> _BRIEF_: Leave the pictures out and reproduce all the entries word for word.

> _AVAILABLE RECORDS_:
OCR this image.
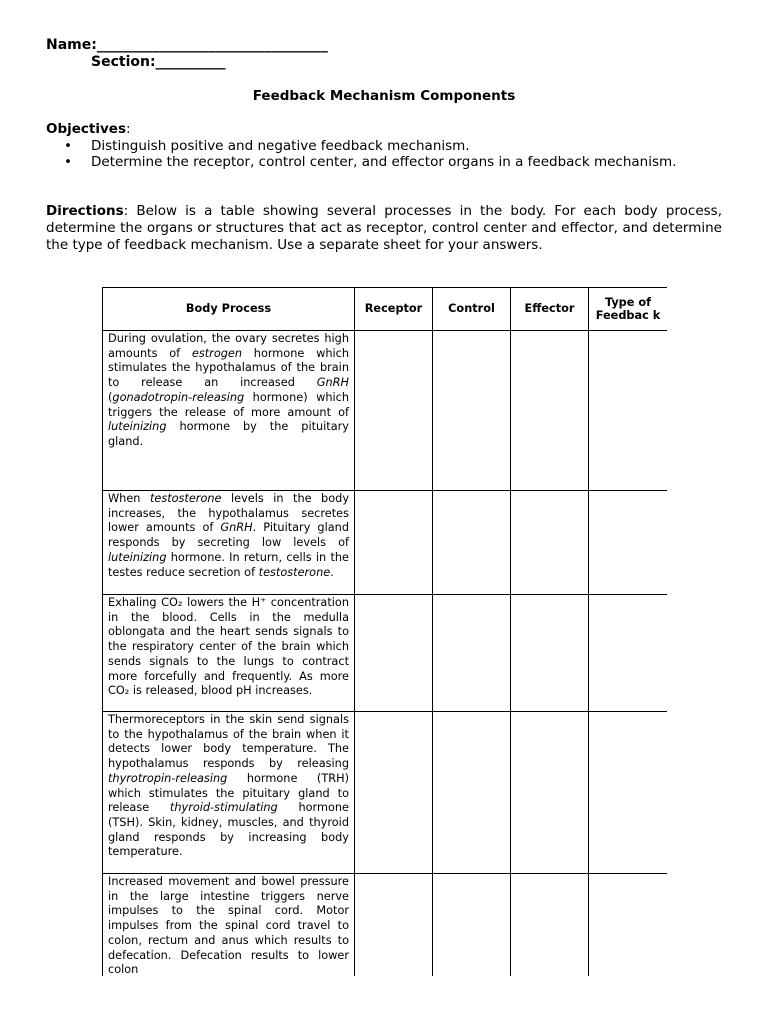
Name:_________________________________
Section:__________
Feedback Mechanism Components
Objectives:
• Distinguish positive and negative feedback mechanism.
• Determine the receptor, control center, and effector organs in a feedback mechanism.
Directions: Below is a table showing several processes in the body. For each body process, determine the organs or structures that act as receptor, control center and effector, and determine the type of feedback mechanism. Use a separate sheet for your answers.
Body Process	Receptor	Control	Effector	Type of Feedbac k
During ovulation, the ovary secretes high amounts of estrogen hormone which stimulates the hypothalamus of the brain to release an increased GnRH (gonadotropin-releasing hormone) which triggers the release of more amount of luteinizing hormone by the pituitary gland.				
When testosterone levels in the body increases, the hypothalamus secretes lower amounts of GnRH. Pituitary gland responds by secreting low levels of luteinizing hormone. In return, cells in the testes reduce secretion of testosterone.				
Exhaling CO₂ lowers the H⁺ concentration in the blood. Cells in the medulla oblongata and the heart sends signals to the respiratory center of the brain which sends signals to the lungs to contract more forcefully and frequently. As more CO₂ is released, blood pH increases.				
Thermoreceptors in the skin send signals to the hypothalamus of the brain when it detects lower body temperature. The hypothalamus responds by releasing thyrotropin-releasing hormone (TRH) which stimulates the pituitary gland to release thyroid-stimulating hormone (TSH). Skin, kidney, muscles, and thyroid gland responds by increasing body temperature.				
Increased movement and bowel pressure in the large intestine triggers nerve impulses to the spinal cord. Motor impulses from the spinal cord travel to colon, rectum and anus which results to defecation. Defecation results to lower colon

> _RESULT BELOW_:
OCR this image.
Name:_________________________________
Section:__________
Feedback Mechanism Components
Objectives:
• Distinguish positive and negative feedback mechanism.
• Determine the receptor, control center, and effector organs in a feedback mechanism.
Directions: Below is a table showing several processes in the body. For each body process, determine the organs or structures that act as receptor, control center and effector, and determine the type of feedback mechanism. Use a separate sheet for your answers.
Body Process	Receptor	Control	Effector	Type of Feedbac k
During ovulation, the ovary secretes high amounts of estrogen hormone which stimulates the hypothalamus of the brain to release an increased GnRH (gonadotropin-releasing hormone) which triggers the release of more amount of luteinizing hormone by the pituitary gland.				
When testosterone levels in the body increases, the hypothalamus secretes lower amounts of GnRH. Pituitary gland responds by secreting low levels of luteinizing hormone. In return, cells in the testes reduce secretion of testosterone.				
Exhaling CO₂ lowers the H⁺ concentration in the blood. Cells in the medulla oblongata and the heart sends signals to the respiratory center of the brain which sends signals to the lungs to contract more forcefully and frequently. As more CO₂ is released, blood pH increases.				
Thermoreceptors in the skin send signals to the hypothalamus of the brain when it detects lower body temperature. The hypothalamus responds by releasing thyrotropin-releasing hormone (TRH) which stimulates the pituitary gland to release thyroid-stimulating hormone (TSH). Skin, kidney, muscles, and thyroid gland responds by increasing body temperature.				
Increased movement and bowel pressure in the large intestine triggers nerve impulses to the spinal cord. Motor impulses from the spinal cord travel to colon, rectum and anus which results to defecation. Defecation results to lower colon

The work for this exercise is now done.